This is what works for me to retain the text style when replacing text.

Based on Alo's answer and the fact the search text can be split over several runs, here's what worked for me to replace placeholder text in a template docx file. It checks all the document paragraphs and any table cell contents for the placeholders.

Once the search text is found in a paragraph it loops through it's runs identifying which runs contains the partial text of the search text, after which it inserts the replacement text in the first run then blanks out the remaining search text characters in the remaining runs.

I hope this helps someone. Here's the gist if anyone wants to improve it

Edit: I have subsequently discovered python-docx-template which allows jinja2 style templating within a docx template. Here's a link to the documentation

def docx_replace(doc, data):
    paragraphs = list(doc.paragraphs)
    for t in doc.tables:
        for row in t.rows:
            for cell in row.cells:
                for paragraph in cell.paragraphs:
                    paragraphs.append(paragraph)
    for p in paragraphs:
        for key, val in data.items():
            key_name = '${{{}}}'.format(key) # I'm using placeholders in the form ${PlaceholderName}
            if key_name in p.text:
                inline = p.runs
                # Replace strings and retain the same style.
                # The text to be replaced can be split over several runs so
                # search through, identify which runs need to have text replaced
                # then replace the text in those identified
                started = False
                key_index = 0
                # found_runs is a list of (inline index, index of match, length of match)
                found_runs = list()
                found_all = False
                replace_done = False
                for i in range(len(inline)):

                    # case 1: found in single run so short circuit the replace
                    if key_name in inline[i].text and not started:
                        found_runs.append((i, inline[i].text.find(key_name), len(key_name)))
                        text = inline[i].text.replace(key_name, str(val))

Problem:
Please say what library the writer of the forum post later discovered, and what it allows. The items that come next are separate material.

Dataset records:
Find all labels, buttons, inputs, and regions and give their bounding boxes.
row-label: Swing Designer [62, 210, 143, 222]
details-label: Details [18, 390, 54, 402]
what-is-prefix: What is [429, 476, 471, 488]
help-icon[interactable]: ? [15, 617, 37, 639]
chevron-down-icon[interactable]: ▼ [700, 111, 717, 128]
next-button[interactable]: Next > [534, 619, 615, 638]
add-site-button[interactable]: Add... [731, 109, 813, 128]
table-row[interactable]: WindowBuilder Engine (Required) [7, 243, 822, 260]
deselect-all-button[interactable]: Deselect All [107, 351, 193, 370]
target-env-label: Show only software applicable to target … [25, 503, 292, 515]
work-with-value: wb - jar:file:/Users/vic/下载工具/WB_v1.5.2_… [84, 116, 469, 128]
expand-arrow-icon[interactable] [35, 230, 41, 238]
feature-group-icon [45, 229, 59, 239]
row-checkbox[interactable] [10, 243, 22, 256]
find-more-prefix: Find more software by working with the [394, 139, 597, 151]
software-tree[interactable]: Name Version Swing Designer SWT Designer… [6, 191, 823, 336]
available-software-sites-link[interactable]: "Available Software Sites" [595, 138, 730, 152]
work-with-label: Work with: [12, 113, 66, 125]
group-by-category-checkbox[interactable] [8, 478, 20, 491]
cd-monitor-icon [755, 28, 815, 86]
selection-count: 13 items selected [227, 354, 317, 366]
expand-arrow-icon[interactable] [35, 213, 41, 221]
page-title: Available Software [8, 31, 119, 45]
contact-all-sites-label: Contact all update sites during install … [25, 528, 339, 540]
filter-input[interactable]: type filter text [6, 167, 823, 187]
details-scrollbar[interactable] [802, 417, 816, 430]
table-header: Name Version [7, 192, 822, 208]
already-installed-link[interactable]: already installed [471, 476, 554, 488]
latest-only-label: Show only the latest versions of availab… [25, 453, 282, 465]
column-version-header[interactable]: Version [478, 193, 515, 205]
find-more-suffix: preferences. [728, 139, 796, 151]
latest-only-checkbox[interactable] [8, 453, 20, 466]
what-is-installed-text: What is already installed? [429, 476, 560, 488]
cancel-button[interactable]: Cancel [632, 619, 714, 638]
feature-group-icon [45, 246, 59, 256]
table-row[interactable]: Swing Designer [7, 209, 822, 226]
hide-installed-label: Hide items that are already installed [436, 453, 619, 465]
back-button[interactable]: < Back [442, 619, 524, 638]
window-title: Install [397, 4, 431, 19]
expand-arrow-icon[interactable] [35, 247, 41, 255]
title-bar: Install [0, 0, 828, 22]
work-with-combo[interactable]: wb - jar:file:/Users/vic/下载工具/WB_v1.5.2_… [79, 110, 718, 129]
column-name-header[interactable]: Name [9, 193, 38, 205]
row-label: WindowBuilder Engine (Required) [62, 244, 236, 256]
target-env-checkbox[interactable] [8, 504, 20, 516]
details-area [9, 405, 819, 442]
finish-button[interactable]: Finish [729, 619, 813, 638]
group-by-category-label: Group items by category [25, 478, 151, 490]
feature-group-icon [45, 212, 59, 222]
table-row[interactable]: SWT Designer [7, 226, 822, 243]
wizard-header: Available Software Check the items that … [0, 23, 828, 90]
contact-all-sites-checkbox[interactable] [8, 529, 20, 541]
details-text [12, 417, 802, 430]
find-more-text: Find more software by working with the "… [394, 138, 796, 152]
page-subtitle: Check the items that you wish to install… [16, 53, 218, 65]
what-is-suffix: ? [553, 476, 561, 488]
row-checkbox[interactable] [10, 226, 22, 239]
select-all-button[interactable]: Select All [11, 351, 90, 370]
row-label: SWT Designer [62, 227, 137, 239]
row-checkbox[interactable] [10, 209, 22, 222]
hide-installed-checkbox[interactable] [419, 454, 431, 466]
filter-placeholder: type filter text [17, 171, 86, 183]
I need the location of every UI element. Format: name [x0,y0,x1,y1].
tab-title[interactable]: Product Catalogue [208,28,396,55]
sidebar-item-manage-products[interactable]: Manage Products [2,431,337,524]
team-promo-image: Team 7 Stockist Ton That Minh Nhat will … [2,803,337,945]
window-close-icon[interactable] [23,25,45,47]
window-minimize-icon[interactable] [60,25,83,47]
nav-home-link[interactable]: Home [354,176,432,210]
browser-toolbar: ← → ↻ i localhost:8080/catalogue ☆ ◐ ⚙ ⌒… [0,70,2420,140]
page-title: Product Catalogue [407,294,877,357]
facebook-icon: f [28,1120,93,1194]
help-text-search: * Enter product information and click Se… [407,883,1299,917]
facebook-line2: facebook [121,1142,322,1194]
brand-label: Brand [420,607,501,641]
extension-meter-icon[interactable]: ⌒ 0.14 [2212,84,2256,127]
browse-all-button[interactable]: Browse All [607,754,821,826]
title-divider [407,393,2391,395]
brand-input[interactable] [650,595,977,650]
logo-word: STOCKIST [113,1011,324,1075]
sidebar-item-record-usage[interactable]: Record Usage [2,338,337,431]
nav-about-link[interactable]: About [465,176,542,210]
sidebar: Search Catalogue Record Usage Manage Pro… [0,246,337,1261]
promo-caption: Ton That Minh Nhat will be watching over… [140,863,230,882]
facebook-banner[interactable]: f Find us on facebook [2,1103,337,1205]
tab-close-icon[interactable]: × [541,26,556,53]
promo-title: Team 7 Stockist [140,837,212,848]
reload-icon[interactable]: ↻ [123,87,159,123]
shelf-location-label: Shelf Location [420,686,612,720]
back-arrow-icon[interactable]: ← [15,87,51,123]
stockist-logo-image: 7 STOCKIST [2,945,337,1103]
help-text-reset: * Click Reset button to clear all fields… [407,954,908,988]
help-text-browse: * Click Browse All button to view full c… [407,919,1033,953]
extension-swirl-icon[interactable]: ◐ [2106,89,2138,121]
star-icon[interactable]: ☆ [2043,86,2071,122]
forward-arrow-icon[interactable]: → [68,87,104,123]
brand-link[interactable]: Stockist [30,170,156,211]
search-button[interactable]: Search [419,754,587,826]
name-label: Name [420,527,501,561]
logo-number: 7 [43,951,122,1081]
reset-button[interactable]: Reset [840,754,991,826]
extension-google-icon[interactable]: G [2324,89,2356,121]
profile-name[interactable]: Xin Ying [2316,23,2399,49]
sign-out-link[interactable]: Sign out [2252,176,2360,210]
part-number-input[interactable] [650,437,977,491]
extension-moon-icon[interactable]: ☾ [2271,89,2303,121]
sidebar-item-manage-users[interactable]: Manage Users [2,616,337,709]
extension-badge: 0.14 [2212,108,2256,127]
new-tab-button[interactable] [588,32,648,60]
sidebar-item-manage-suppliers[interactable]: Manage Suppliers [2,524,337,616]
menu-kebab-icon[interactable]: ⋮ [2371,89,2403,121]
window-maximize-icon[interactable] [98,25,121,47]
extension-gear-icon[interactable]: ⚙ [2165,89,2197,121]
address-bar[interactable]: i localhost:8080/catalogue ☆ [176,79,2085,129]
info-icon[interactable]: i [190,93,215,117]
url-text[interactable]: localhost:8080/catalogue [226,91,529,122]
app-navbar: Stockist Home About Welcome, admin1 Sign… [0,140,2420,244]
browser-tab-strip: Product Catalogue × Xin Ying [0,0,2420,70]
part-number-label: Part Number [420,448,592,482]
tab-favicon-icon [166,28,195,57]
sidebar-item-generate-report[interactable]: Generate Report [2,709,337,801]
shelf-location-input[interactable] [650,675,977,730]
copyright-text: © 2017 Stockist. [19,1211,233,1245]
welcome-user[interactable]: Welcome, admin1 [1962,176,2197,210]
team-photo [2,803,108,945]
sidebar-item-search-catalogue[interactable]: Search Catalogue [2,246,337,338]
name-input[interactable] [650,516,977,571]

Written answer:
python-docx-template, which allows jinja2 style templating within a docx template.